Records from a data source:
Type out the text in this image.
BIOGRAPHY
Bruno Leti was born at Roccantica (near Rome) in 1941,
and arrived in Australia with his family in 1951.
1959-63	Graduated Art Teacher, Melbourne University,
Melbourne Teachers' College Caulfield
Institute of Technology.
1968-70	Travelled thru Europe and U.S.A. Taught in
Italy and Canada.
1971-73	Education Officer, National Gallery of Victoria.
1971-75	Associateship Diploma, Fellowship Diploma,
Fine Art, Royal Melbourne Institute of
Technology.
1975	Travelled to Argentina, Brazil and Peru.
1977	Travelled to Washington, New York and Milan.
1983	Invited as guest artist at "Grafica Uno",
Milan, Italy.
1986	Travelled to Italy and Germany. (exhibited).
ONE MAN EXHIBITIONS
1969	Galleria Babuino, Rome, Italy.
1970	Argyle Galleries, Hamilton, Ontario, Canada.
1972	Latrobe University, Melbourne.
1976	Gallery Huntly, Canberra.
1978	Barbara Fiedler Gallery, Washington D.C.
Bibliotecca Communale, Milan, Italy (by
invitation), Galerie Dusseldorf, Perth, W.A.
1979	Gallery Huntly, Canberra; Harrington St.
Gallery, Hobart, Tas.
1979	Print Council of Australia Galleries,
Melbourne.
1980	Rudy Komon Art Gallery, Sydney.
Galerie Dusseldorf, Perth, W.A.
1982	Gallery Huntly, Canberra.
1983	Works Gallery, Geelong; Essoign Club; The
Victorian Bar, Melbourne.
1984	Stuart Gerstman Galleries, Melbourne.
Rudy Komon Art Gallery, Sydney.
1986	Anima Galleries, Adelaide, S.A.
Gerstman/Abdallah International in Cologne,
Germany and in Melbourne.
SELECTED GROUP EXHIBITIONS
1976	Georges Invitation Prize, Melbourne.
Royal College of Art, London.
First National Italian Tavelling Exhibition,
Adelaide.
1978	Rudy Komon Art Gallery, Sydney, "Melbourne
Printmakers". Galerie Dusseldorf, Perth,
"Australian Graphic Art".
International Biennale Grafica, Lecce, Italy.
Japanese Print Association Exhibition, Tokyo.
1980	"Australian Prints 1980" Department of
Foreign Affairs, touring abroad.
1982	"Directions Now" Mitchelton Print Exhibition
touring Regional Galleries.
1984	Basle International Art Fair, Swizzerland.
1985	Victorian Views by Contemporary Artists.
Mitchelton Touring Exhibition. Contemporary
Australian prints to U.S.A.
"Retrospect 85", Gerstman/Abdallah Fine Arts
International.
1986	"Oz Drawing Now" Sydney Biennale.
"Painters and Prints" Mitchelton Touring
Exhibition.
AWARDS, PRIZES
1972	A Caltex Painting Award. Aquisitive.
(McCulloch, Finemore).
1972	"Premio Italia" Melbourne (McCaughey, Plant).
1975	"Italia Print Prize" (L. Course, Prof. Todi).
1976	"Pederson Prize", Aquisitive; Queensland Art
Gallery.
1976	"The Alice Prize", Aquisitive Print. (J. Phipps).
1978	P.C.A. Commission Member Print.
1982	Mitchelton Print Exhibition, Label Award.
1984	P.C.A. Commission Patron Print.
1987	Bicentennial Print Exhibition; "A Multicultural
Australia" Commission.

---

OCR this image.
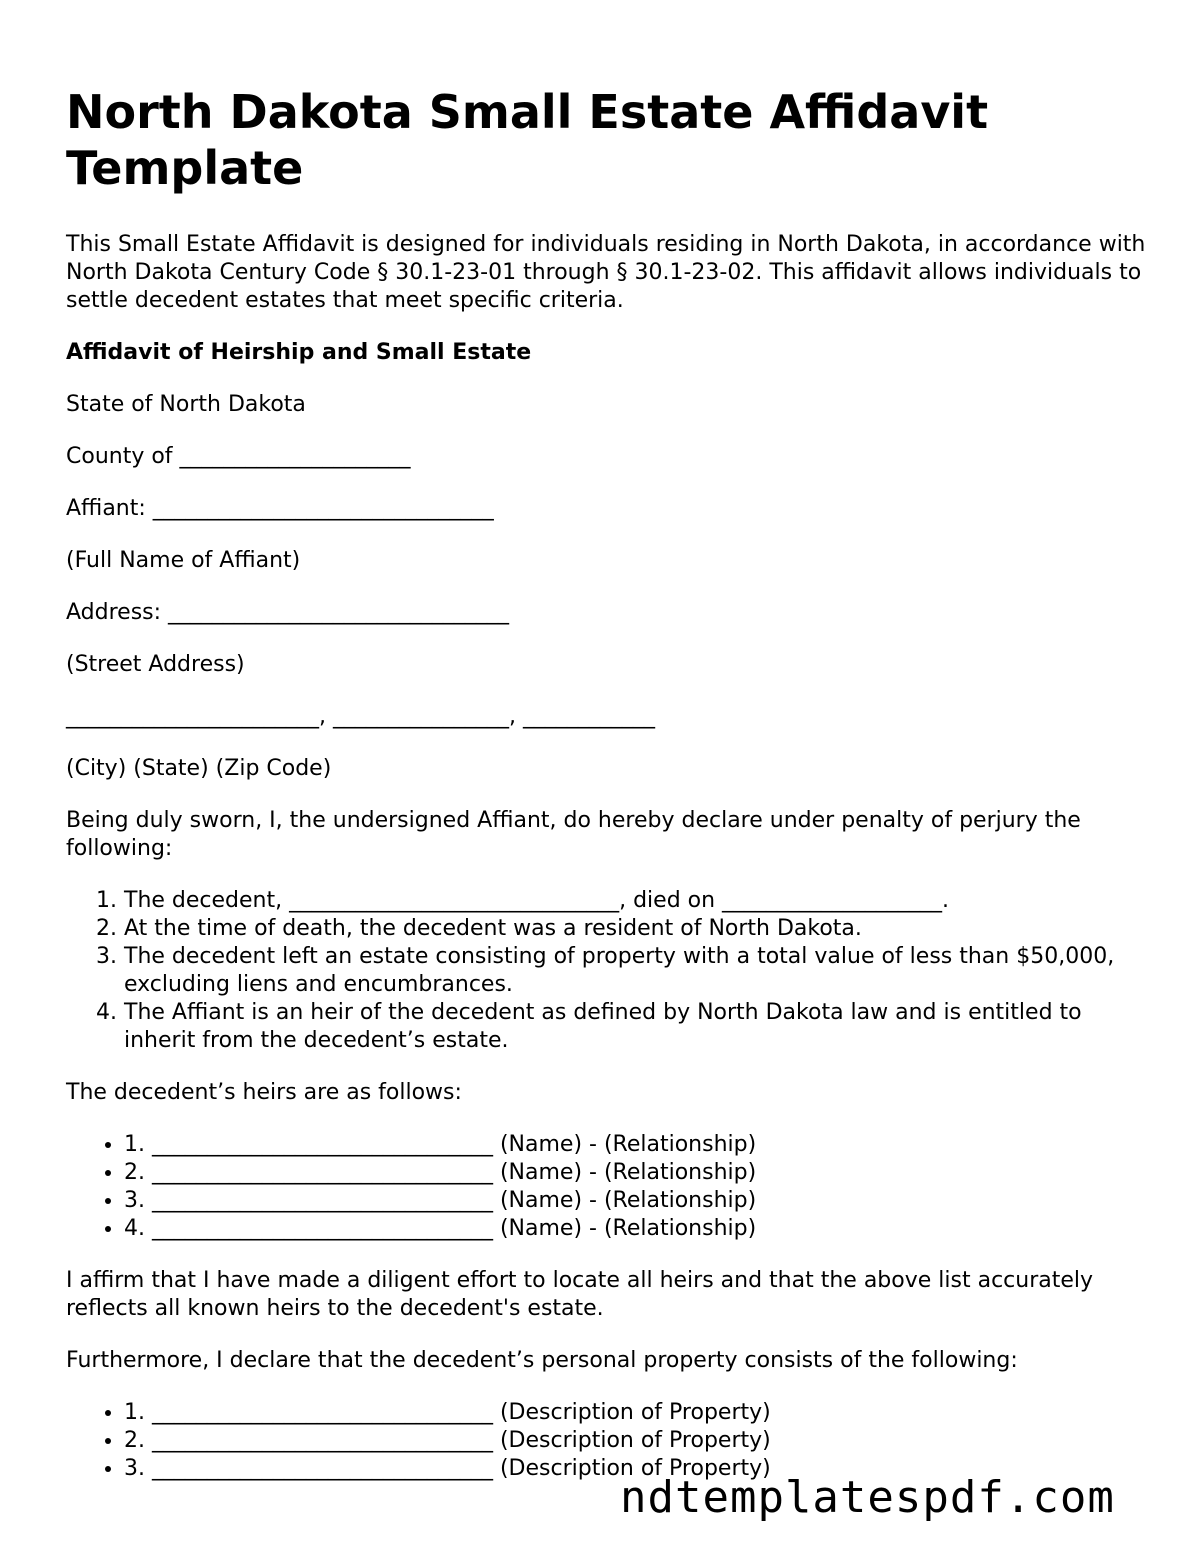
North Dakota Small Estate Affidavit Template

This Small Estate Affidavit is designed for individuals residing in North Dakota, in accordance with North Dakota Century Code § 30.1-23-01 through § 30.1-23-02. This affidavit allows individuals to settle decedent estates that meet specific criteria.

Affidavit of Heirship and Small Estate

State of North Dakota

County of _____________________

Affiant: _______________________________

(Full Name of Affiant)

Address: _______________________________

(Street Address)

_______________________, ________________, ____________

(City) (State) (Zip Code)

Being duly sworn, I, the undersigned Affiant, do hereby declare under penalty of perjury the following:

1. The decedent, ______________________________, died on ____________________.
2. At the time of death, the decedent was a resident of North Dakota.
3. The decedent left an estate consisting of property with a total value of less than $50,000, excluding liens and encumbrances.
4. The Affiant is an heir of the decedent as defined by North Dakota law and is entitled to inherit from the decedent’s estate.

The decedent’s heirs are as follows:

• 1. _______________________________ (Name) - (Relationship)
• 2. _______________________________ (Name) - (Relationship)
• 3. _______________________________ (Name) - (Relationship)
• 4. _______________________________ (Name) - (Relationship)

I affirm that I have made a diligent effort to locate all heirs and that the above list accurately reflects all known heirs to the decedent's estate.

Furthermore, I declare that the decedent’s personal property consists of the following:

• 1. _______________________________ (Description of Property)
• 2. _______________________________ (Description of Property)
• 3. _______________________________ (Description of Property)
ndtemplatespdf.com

==

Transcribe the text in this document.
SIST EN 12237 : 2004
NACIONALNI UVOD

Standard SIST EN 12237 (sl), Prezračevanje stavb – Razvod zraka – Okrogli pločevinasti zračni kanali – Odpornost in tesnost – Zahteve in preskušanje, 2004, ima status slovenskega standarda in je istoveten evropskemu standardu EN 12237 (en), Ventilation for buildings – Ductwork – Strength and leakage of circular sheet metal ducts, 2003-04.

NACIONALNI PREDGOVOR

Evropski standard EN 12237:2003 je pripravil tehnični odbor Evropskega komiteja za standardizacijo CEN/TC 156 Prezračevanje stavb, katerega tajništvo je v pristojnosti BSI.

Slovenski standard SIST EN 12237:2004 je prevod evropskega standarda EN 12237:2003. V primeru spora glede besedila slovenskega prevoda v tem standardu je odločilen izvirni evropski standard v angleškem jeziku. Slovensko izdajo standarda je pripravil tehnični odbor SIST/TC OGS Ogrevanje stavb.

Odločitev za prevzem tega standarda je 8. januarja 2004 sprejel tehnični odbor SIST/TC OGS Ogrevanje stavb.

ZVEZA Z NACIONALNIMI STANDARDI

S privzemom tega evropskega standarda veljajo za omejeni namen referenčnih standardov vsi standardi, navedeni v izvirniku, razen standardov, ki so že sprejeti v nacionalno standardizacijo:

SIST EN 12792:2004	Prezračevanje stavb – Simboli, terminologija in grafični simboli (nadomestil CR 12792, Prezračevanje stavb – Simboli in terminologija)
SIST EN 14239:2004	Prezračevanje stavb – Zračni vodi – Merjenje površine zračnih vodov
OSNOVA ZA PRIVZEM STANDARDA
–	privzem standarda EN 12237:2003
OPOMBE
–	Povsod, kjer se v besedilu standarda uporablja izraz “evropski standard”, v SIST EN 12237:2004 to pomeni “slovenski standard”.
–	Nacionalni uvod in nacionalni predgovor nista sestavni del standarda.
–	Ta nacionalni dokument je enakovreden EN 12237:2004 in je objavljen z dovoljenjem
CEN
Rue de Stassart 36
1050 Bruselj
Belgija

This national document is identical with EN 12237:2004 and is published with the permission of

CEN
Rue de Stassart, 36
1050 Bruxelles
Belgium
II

SET EXERCISE: Gather each line in the entries above where the string "Commission" is found.

EXPECTED ANSWER:
1978	P.C.A. Commission Member Print.
1984	P.C.A. Commission Patron Print.
Australia" Commission.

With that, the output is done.